** start The data **
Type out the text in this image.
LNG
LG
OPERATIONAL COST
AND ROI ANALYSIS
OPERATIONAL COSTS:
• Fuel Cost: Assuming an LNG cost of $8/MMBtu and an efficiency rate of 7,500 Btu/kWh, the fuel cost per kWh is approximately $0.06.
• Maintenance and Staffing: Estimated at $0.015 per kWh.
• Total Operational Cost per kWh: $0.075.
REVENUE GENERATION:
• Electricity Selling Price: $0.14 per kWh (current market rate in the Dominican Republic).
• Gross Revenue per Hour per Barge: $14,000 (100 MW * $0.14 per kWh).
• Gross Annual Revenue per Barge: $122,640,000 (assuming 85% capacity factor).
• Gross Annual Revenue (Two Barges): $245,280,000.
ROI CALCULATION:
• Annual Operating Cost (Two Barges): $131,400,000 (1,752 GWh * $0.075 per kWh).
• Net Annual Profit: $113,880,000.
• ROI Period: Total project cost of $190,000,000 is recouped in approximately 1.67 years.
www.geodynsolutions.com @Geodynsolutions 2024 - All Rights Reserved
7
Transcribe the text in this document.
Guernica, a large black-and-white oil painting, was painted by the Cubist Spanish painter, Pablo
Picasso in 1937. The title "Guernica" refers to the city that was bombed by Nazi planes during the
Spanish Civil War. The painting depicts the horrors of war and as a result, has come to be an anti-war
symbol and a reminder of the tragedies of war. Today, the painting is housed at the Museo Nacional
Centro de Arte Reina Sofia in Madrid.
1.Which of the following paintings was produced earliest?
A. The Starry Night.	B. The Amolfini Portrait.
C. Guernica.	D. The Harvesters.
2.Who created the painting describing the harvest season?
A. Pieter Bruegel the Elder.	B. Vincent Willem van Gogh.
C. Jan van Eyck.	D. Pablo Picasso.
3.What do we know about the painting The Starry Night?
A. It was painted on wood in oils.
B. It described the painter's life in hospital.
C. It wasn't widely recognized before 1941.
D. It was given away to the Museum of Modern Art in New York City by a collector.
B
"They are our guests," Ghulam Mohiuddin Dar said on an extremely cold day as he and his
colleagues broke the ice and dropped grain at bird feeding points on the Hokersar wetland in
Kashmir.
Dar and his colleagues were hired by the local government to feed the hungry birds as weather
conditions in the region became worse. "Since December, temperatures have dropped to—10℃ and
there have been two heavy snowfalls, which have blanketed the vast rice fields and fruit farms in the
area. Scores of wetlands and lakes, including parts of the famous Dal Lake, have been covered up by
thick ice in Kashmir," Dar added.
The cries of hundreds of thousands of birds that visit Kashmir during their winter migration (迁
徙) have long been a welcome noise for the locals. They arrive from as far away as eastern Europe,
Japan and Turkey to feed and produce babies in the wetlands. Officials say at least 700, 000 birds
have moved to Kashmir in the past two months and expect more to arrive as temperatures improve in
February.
** end The data **
# [Written instruction]
Please restate the data word for word, every record included.

# [Solution]
Type out the text in this image.
LNG
LG
OPERATIONAL COST
AND ROI ANALYSIS
OPERATIONAL COSTS:
• Fuel Cost: Assuming an LNG cost of $8/MMBtu and an efficiency rate of 7,500 Btu/kWh, the fuel cost per kWh is approximately $0.06.
• Maintenance and Staffing: Estimated at $0.015 per kWh.
• Total Operational Cost per kWh: $0.075.
REVENUE GENERATION:
• Electricity Selling Price: $0.14 per kWh (current market rate in the Dominican Republic).
• Gross Revenue per Hour per Barge: $14,000 (100 MW * $0.14 per kWh).
• Gross Annual Revenue per Barge: $122,640,000 (assuming 85% capacity factor).
• Gross Annual Revenue (Two Barges): $245,280,000.
ROI CALCULATION:
• Annual Operating Cost (Two Barges): $131,400,000 (1,752 GWh * $0.075 per kWh).
• Net Annual Profit: $113,880,000.
• ROI Period: Total project cost of $190,000,000 is recouped in approximately 1.67 years.
www.geodynsolutions.com @Geodynsolutions 2024 - All Rights Reserved
7
Transcribe the text in this document.
Guernica, a large black-and-white oil painting, was painted by the Cubist Spanish painter, Pablo
Picasso in 1937. The title "Guernica" refers to the city that was bombed by Nazi planes during the
Spanish Civil War. The painting depicts the horrors of war and as a result, has come to be an anti-war
symbol and a reminder of the tragedies of war. Today, the painting is housed at the Museo Nacional
Centro de Arte Reina Sofia in Madrid.
1.Which of the following paintings was produced earliest?
A. The Starry Night.	B. The Amolfini Portrait.
C. Guernica.	D. The Harvesters.
2.Who created the painting describing the harvest season?
A. Pieter Bruegel the Elder.	B. Vincent Willem van Gogh.
C. Jan van Eyck.	D. Pablo Picasso.
3.What do we know about the painting The Starry Night?
A. It was painted on wood in oils.
B. It described the painter's life in hospital.
C. It wasn't widely recognized before 1941.
D. It was given away to the Museum of Modern Art in New York City by a collector.
B
"They are our guests," Ghulam Mohiuddin Dar said on an extremely cold day as he and his
colleagues broke the ice and dropped grain at bird feeding points on the Hokersar wetland in
Kashmir.
Dar and his colleagues were hired by the local government to feed the hungry birds as weather
conditions in the region became worse. "Since December, temperatures have dropped to—10℃ and
there have been two heavy snowfalls, which have blanketed the vast rice fields and fruit farms in the
area. Scores of wetlands and lakes, including parts of the famous Dal Lake, have been covered up by
thick ice in Kashmir," Dar added.
The cries of hundreds of thousands of birds that visit Kashmir during their winter migration (迁
徙) have long been a welcome noise for the locals. They arrive from as far away as eastern Europe,
Japan and Turkey to feed and produce babies in the wetlands. Officials say at least 700, 000 birds
have moved to Kashmir in the past two months and expect more to arrive as temperatures improve in
February.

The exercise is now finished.